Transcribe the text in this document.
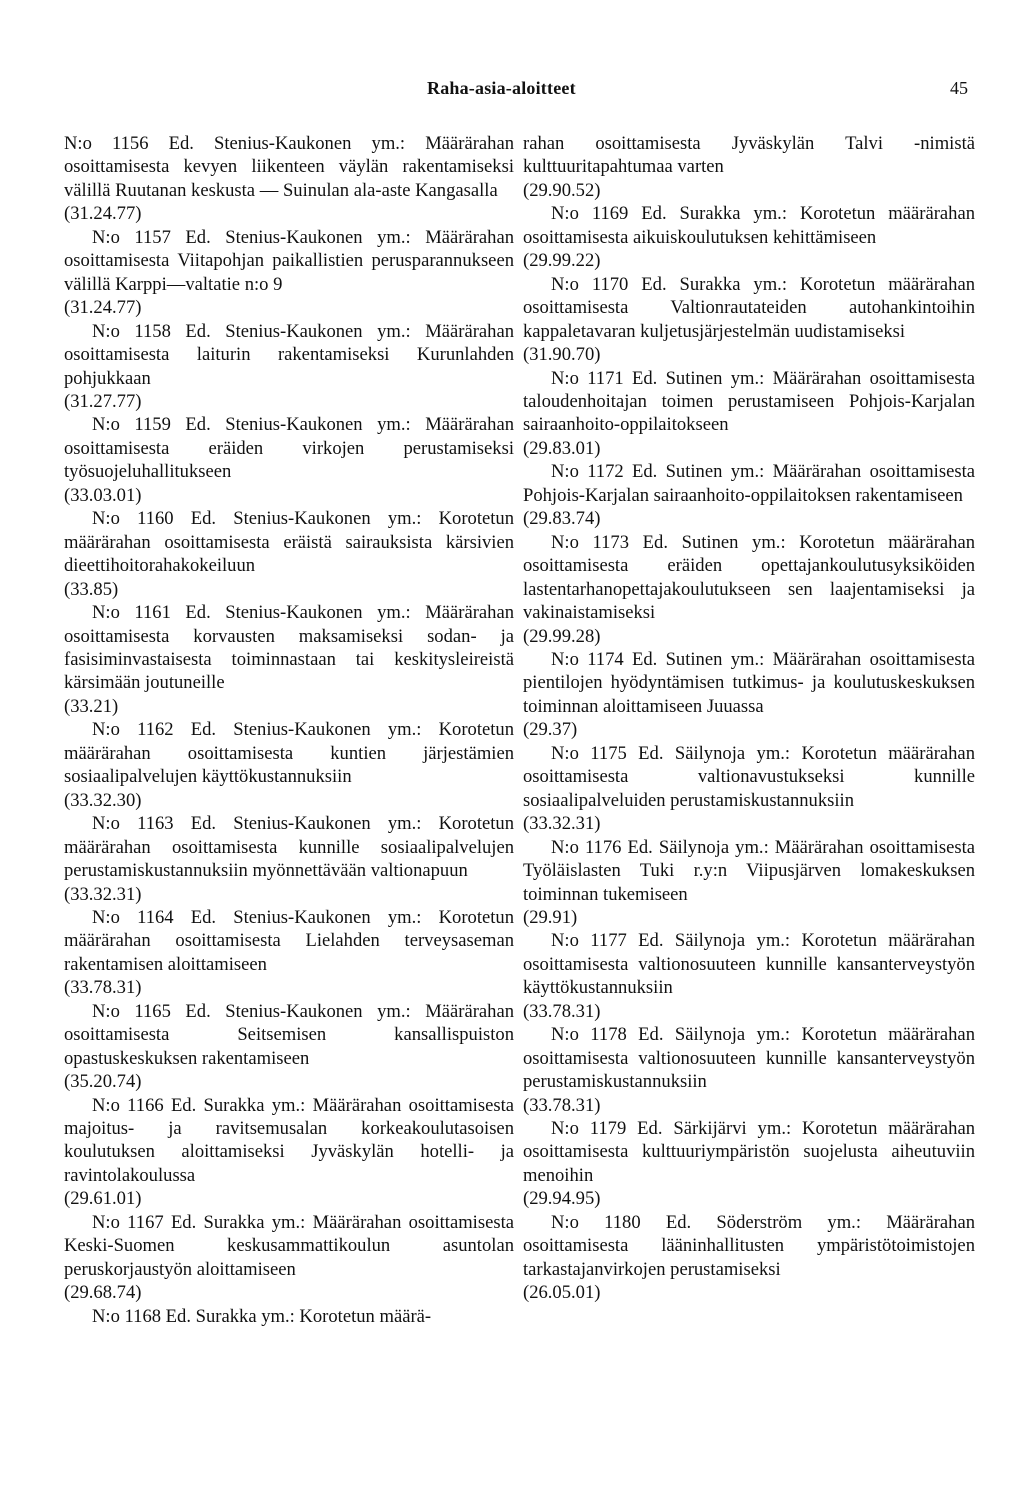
Raha-asia-aloitteet	45
N:o 1156 Ed. Stenius-Kaukonen ym.: Määrärahan osoittamisesta kevyen liikenteen väylän rakentamiseksi välillä Ruutanan keskusta — Suinulan ala-aste Kangasalla
(31.24.77)
N:o 1157 Ed. Stenius-Kaukonen ym.: Määrärahan osoittamisesta Viitapohjan paikallistien perusparannukseen välillä Karppi—valtatie n:o 9
(31.24.77)
N:o 1158 Ed. Stenius-Kaukonen ym.: Määrärahan osoittamisesta laiturin rakentamiseksi Kurunlahden pohjukkaan
(31.27.77)
N:o 1159 Ed. Stenius-Kaukonen ym.: Määrärahan osoittamisesta eräiden virkojen perustamiseksi työsuojeluhallitukseen
(33.03.01)
N:o 1160 Ed. Stenius-Kaukonen ym.: Korotetun määrärahan osoittamisesta eräistä sairauksista kärsivien dieettihoitorahakokeiluun
(33.85)
N:o 1161 Ed. Stenius-Kaukonen ym.: Määrärahan osoittamisesta korvausten maksamiseksi sodan- ja fasisiminvastaisesta toiminnastaan tai keskitysleireistä kärsimään joutuneille
(33.21)
N:o 1162 Ed. Stenius-Kaukonen ym.: Korotetun määrärahan osoittamisesta kuntien järjestämien sosiaalipalvelujen käyttökustannuksiin
(33.32.30)
N:o 1163 Ed. Stenius-Kaukonen ym.: Korotetun määrärahan osoittamisesta kunnille sosiaalipalvelujen perustamiskustannuksiin myönnettävään valtionapuun
(33.32.31)
N:o 1164 Ed. Stenius-Kaukonen ym.: Korotetun määrärahan osoittamisesta Lielahden terveysaseman rakentamisen aloittamiseen
(33.78.31)
N:o 1165 Ed. Stenius-Kaukonen ym.: Määrärahan osoittamisesta Seitsemisen kansallispuiston opastuskeskuksen rakentamiseen
(35.20.74)
N:o 1166 Ed. Surakka ym.: Määrärahan osoittamisesta majoitus- ja ravitsemusalan korkeakoulutasoisen koulutuksen aloittamiseksi Jyväskylän hotelli- ja ravintolakoulussa
(29.61.01)
N:o 1167 Ed. Surakka ym.: Määrärahan osoittamisesta Keski-Suomen keskusammattikoulun asuntolan peruskorjaustyön aloittamiseen
(29.68.74)
N:o 1168 Ed. Surakka ym.: Korotetun määrä-
rahan osoittamisesta Jyväskylän Talvi -nimistä kulttuuritapahtumaa varten
(29.90.52)
N:o 1169 Ed. Surakka ym.: Korotetun määrärahan osoittamisesta aikuiskoulutuksen kehittämiseen
(29.99.22)
N:o 1170 Ed. Surakka ym.: Korotetun määrärahan osoittamisesta Valtionrautateiden autohankintoihin kappaletavaran kuljetusjärjestelmän uudistamiseksi
(31.90.70)
N:o 1171 Ed. Sutinen ym.: Määrärahan osoittamisesta taloudenhoitajan toimen perustamiseen Pohjois-Karjalan sairaanhoito-oppilaitokseen
(29.83.01)
N:o 1172 Ed. Sutinen ym.: Määrärahan osoittamisesta Pohjois-Karjalan sairaanhoito-oppilaitoksen rakentamiseen
(29.83.74)
N:o 1173 Ed. Sutinen ym.: Korotetun määrärahan osoittamisesta eräiden opettajankoulutusyksiköiden lastentarhanopettajakoulutukseen sen laajentamiseksi ja vakinaistamiseksi
(29.99.28)
N:o 1174 Ed. Sutinen ym.: Määrärahan osoittamisesta pientilojen hyödyntämisen tutkimus- ja koulutuskeskuksen toiminnan aloittamiseen Juuassa
(29.37)
N:o 1175 Ed. Säilynoja ym.: Korotetun määrärahan osoittamisesta valtionavustukseksi kunnille sosiaalipalveluiden perustamiskustannuksiin
(33.32.31)
N:o 1176 Ed. Säilynoja ym.: Määrärahan osoittamisesta Työläislasten Tuki r.y:n Viipusjärven lomakeskuksen toiminnan tukemiseen
(29.91)
N:o 1177 Ed. Säilynoja ym.: Korotetun määrärahan osoittamisesta valtionosuuteen kunnille kansanterveystyön käyttökustannuksiin
(33.78.31)
N:o 1178 Ed. Säilynoja ym.: Korotetun määrärahan osoittamisesta valtionosuuteen kunnille kansanterveystyön perustamiskustannuksiin
(33.78.31)
N:o 1179 Ed. Särkijärvi ym.: Korotetun määrärahan osoittamisesta kulttuuriympäristön suojelusta aiheutuviin menoihin
(29.94.95)
N:o 1180 Ed. Söderström ym.: Määrärahan osoittamisesta lääninhallitusten ympäristötoimistojen tarkastajanvirkojen perustamiseksi
(26.05.01)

***

#### [PROBLEM TO WORK ON]
Copy out each line of the records where the string "rakentamiseksi" appears.

#### [FINISHED ANSWER]
N:o 1156 Ed. Stenius-Kaukonen ym.: Määrärahan osoittamisesta kevyen liikenteen väylän rakentamiseksi välillä Ruutanan keskusta — Suinulan ala-aste Kangasalla
N:o 1158 Ed. Stenius-Kaukonen ym.: Määrärahan osoittamisesta laiturin rakentamiseksi Kurunlahden pohjukkaan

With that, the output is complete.